### WHAT THIS TASK INVOLVES
Quote every line as written. Omit pictures.

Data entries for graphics
+ + +

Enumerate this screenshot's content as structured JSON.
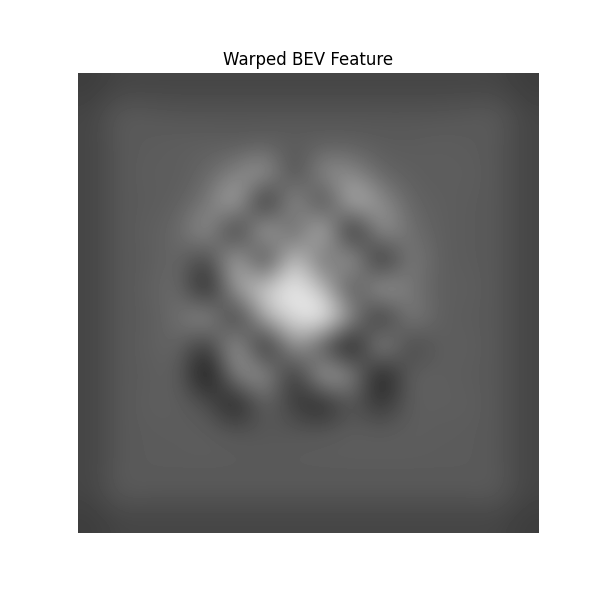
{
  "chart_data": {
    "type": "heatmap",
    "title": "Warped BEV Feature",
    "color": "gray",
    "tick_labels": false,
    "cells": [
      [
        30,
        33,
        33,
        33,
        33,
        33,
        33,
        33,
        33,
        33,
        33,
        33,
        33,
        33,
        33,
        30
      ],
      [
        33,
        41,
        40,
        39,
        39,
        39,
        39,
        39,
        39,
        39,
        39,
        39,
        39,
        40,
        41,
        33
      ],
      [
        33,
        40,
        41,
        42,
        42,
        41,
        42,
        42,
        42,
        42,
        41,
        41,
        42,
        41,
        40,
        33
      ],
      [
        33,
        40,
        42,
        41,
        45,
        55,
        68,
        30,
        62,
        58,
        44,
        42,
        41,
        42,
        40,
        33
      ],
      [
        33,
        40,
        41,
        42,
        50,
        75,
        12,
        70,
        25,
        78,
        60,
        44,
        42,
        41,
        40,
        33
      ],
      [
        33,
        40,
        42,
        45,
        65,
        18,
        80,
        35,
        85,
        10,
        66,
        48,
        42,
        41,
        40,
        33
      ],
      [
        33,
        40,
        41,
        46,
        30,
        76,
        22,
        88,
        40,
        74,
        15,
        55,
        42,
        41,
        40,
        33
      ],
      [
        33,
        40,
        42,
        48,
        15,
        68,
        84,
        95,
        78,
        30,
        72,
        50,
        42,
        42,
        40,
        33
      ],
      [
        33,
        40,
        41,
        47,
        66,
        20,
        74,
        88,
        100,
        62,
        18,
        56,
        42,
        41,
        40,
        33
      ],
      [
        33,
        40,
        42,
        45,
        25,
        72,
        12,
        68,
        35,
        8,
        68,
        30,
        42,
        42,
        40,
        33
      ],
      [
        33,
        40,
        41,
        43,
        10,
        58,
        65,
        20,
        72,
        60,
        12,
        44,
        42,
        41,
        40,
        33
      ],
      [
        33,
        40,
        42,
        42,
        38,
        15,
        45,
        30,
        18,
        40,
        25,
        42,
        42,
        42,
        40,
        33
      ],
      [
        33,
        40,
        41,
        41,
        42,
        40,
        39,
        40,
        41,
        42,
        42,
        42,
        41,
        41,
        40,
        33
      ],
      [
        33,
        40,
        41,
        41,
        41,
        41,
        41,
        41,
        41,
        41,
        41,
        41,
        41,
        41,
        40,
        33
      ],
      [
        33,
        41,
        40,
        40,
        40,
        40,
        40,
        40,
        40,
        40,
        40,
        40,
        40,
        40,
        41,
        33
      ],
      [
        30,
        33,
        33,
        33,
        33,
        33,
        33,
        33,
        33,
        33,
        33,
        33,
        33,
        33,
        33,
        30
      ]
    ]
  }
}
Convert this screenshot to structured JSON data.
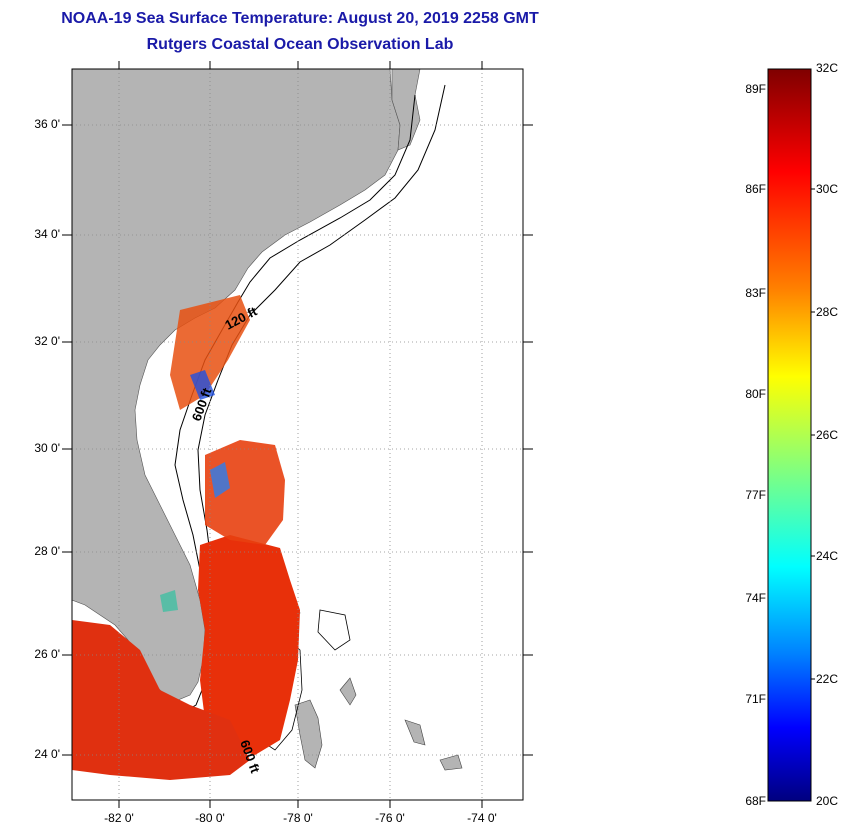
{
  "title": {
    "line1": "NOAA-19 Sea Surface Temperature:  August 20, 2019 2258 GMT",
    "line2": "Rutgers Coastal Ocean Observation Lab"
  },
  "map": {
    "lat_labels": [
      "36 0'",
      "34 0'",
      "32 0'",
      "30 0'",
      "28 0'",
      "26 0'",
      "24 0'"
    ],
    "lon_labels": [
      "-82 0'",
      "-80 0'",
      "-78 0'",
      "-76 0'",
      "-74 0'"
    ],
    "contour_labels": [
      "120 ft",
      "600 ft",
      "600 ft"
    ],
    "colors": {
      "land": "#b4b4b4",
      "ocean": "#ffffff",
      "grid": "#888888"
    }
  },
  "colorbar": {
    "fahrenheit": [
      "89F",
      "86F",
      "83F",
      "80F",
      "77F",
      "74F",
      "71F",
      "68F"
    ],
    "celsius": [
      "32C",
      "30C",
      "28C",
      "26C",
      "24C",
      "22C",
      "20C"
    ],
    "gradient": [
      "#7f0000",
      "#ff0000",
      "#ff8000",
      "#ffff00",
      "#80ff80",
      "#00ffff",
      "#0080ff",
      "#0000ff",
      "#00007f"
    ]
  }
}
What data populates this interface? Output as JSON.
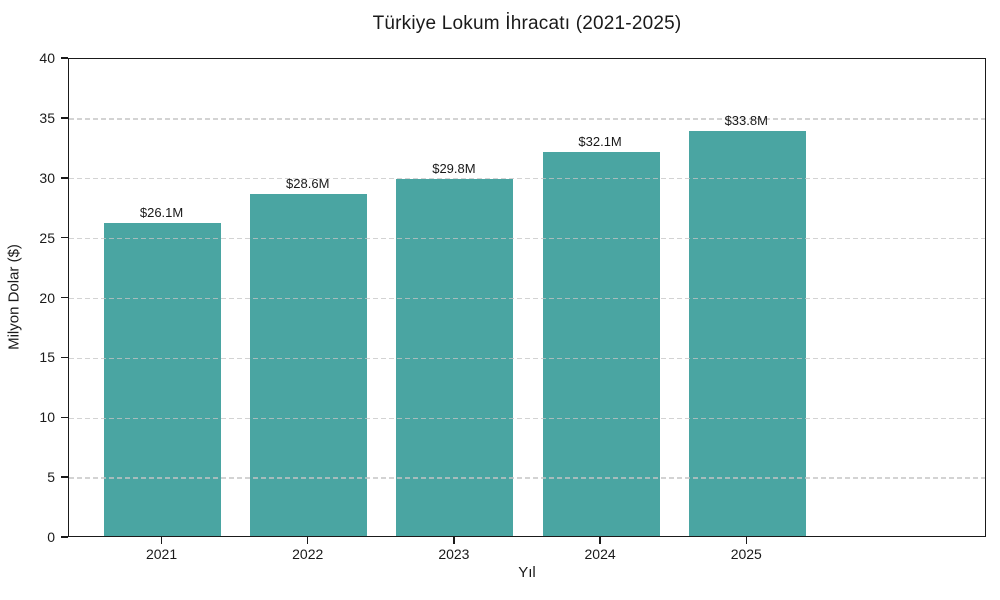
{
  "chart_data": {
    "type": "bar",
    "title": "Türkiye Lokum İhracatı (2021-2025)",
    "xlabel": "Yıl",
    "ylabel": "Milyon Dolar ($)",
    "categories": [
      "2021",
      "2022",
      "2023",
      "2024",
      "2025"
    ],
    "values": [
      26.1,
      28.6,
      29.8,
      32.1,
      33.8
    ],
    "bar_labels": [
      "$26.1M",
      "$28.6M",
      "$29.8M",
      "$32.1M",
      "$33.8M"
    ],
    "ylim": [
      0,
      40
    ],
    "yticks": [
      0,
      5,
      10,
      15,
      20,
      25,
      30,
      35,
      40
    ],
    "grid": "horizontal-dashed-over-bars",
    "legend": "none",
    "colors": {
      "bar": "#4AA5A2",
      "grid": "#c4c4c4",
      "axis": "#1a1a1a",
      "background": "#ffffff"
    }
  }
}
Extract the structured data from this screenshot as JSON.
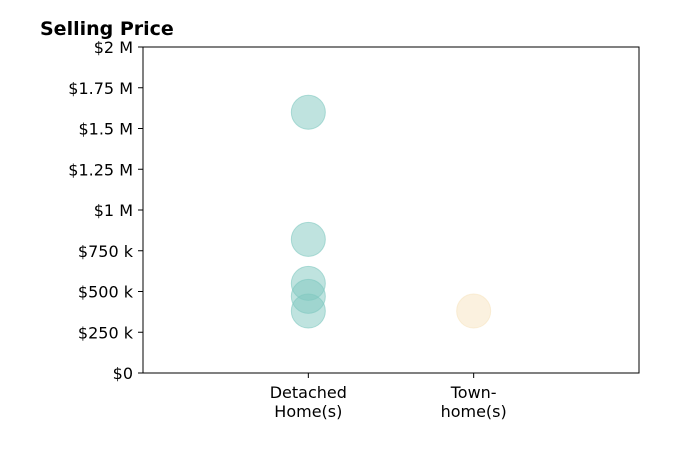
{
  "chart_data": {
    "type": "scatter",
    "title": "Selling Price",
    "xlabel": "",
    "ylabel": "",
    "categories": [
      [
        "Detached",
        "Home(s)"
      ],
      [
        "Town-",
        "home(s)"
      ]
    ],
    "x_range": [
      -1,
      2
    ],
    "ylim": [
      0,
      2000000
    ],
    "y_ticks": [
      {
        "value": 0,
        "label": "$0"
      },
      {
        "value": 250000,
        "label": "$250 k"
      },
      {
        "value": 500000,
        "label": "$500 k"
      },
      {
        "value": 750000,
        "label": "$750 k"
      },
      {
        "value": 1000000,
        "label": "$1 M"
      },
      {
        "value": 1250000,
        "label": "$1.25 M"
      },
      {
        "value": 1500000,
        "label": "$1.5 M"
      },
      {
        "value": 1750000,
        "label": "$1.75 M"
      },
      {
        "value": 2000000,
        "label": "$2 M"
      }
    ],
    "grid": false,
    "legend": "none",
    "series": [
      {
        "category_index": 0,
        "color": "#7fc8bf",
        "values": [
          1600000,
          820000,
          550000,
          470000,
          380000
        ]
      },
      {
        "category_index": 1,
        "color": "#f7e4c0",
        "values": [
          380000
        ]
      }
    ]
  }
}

+ + +

### ANSWER BELOW
Enumerate this screenshot's content as structured JSON.
{
  "chart_data": {
    "type": "heatmap",
    "title": "Warped BEV Feature",
    "color": "gray",
    "tick_labels": false,
    "cells": [
      [
        30,
        33,
        33,
        33,
        33,
        33,
        33,
        33,
        33,
        33,
        33,
        33,
        33,
        33,
        33,
        30
      ],
      [
        33,
        41,
        40,
        39,
        39,
        39,
        39,
        39,
        39,
        39,
        39,
        39,
        39,
        40,
        41,
        33
      ],
      [
        33,
        40,
        41,
        42,
        42,
        41,
        42,
        42,
        42,
        42,
        41,
        41,
        42,
        41,
        40,
        33
      ],
      [
        33,
        40,
        42,
        41,
        45,
        55,
        68,
        30,
        62,
        58,
        44,
        42,
        41,
        42,
        40,
        33
      ],
      [
        33,
        40,
        41,
        42,
        50,
        75,
        12,
        70,
        25,
        78,
        60,
        44,
        42,
        41,
        40,
        33
      ],
      [
        33,
        40,
        42,
        45,
        65,
        18,
        80,
        35,
        85,
        10,
        66,
        48,
        42,
        41,
        40,
        33
      ],
      [
        33,
        40,
        41,
        46,
        30,
        76,
        22,
        88,
        40,
        74,
        15,
        55,
        42,
        41,
        40,
        33
      ],
      [
        33,
        40,
        42,
        48,
        15,
        68,
        84,
        95,
        78,
        30,
        72,
        50,
        42,
        42,
        40,
        33
      ],
      [
        33,
        40,
        41,
        47,
        66,
        20,
        74,
        88,
        100,
        62,
        18,
        56,
        42,
        41,
        40,
        33
      ],
      [
        33,
        40,
        42,
        45,
        25,
        72,
        12,
        68,
        35,
        8,
        68,
        30,
        42,
        42,
        40,
        33
      ],
      [
        33,
        40,
        41,
        43,
        10,
        58,
        65,
        20,
        72,
        60,
        12,
        44,
        42,
        41,
        40,
        33
      ],
      [
        33,
        40,
        42,
        42,
        38,
        15,
        45,
        30,
        18,
        40,
        25,
        42,
        42,
        42,
        40,
        33
      ],
      [
        33,
        40,
        41,
        41,
        42,
        40,
        39,
        40,
        41,
        42,
        42,
        42,
        41,
        41,
        40,
        33
      ],
      [
        33,
        40,
        41,
        41,
        41,
        41,
        41,
        41,
        41,
        41,
        41,
        41,
        41,
        41,
        40,
        33
      ],
      [
        33,
        41,
        40,
        40,
        40,
        40,
        40,
        40,
        40,
        40,
        40,
        40,
        40,
        40,
        41,
        33
      ],
      [
        30,
        33,
        33,
        33,
        33,
        33,
        33,
        33,
        33,
        33,
        33,
        33,
        33,
        33,
        33,
        30
      ]
    ]
  }
}
Convert this screenshot to structured JSON data.
{
  "title": {
    "line1": "NOAA-19 Sea Surface Temperature:  August 20, 2019 2258 GMT",
    "line2": "Rutgers Coastal Ocean Observation Lab"
  },
  "map": {
    "lat_labels": [
      "36 0'",
      "34 0'",
      "32 0'",
      "30 0'",
      "28 0'",
      "26 0'",
      "24 0'"
    ],
    "lon_labels": [
      "-82 0'",
      "-80 0'",
      "-78 0'",
      "-76 0'",
      "-74 0'"
    ],
    "contour_labels": [
      "120 ft",
      "600 ft",
      "600 ft"
    ],
    "colors": {
      "land": "#b4b4b4",
      "ocean": "#ffffff",
      "grid": "#888888"
    }
  },
  "colorbar": {
    "fahrenheit": [
      "89F",
      "86F",
      "83F",
      "80F",
      "77F",
      "74F",
      "71F",
      "68F"
    ],
    "celsius": [
      "32C",
      "30C",
      "28C",
      "26C",
      "24C",
      "22C",
      "20C"
    ],
    "gradient": [
      "#7f0000",
      "#ff0000",
      "#ff8000",
      "#ffff00",
      "#80ff80",
      "#00ffff",
      "#0080ff",
      "#0000ff",
      "#00007f"
    ]
  }
}
What data populates this interface? Output as JSON.
{
  "chart_data": {
    "type": "bar",
    "title": "Türkiye Lokum İhracatı (2021-2025)",
    "xlabel": "Yıl",
    "ylabel": "Milyon Dolar ($)",
    "categories": [
      "2021",
      "2022",
      "2023",
      "2024",
      "2025"
    ],
    "values": [
      26.1,
      28.6,
      29.8,
      32.1,
      33.8
    ],
    "bar_labels": [
      "$26.1M",
      "$28.6M",
      "$29.8M",
      "$32.1M",
      "$33.8M"
    ],
    "ylim": [
      0,
      40
    ],
    "yticks": [
      0,
      5,
      10,
      15,
      20,
      25,
      30,
      35,
      40
    ],
    "grid": "horizontal-dashed-over-bars",
    "legend": "none",
    "colors": {
      "bar": "#4AA5A2",
      "grid": "#c4c4c4",
      "axis": "#1a1a1a",
      "background": "#ffffff"
    }
  }
}
Extract the structured data from this screenshot as JSON.
{
  "chart_data": {
    "type": "scatter",
    "title": "Selling Price",
    "xlabel": "",
    "ylabel": "",
    "categories": [
      [
        "Detached",
        "Home(s)"
      ],
      [
        "Town-",
        "home(s)"
      ]
    ],
    "x_range": [
      -1,
      2
    ],
    "ylim": [
      0,
      2000000
    ],
    "y_ticks": [
      {
        "value": 0,
        "label": "$0"
      },
      {
        "value": 250000,
        "label": "$250 k"
      },
      {
        "value": 500000,
        "label": "$500 k"
      },
      {
        "value": 750000,
        "label": "$750 k"
      },
      {
        "value": 1000000,
        "label": "$1 M"
      },
      {
        "value": 1250000,
        "label": "$1.25 M"
      },
      {
        "value": 1500000,
        "label": "$1.5 M"
      },
      {
        "value": 1750000,
        "label": "$1.75 M"
      },
      {
        "value": 2000000,
        "label": "$2 M"
      }
    ],
    "grid": false,
    "legend": "none",
    "series": [
      {
        "category_index": 0,
        "color": "#7fc8bf",
        "values": [
          1600000,
          820000,
          550000,
          470000,
          380000
        ]
      },
      {
        "category_index": 1,
        "color": "#f7e4c0",
        "values": [
          380000
        ]
      }
    ]
  }
}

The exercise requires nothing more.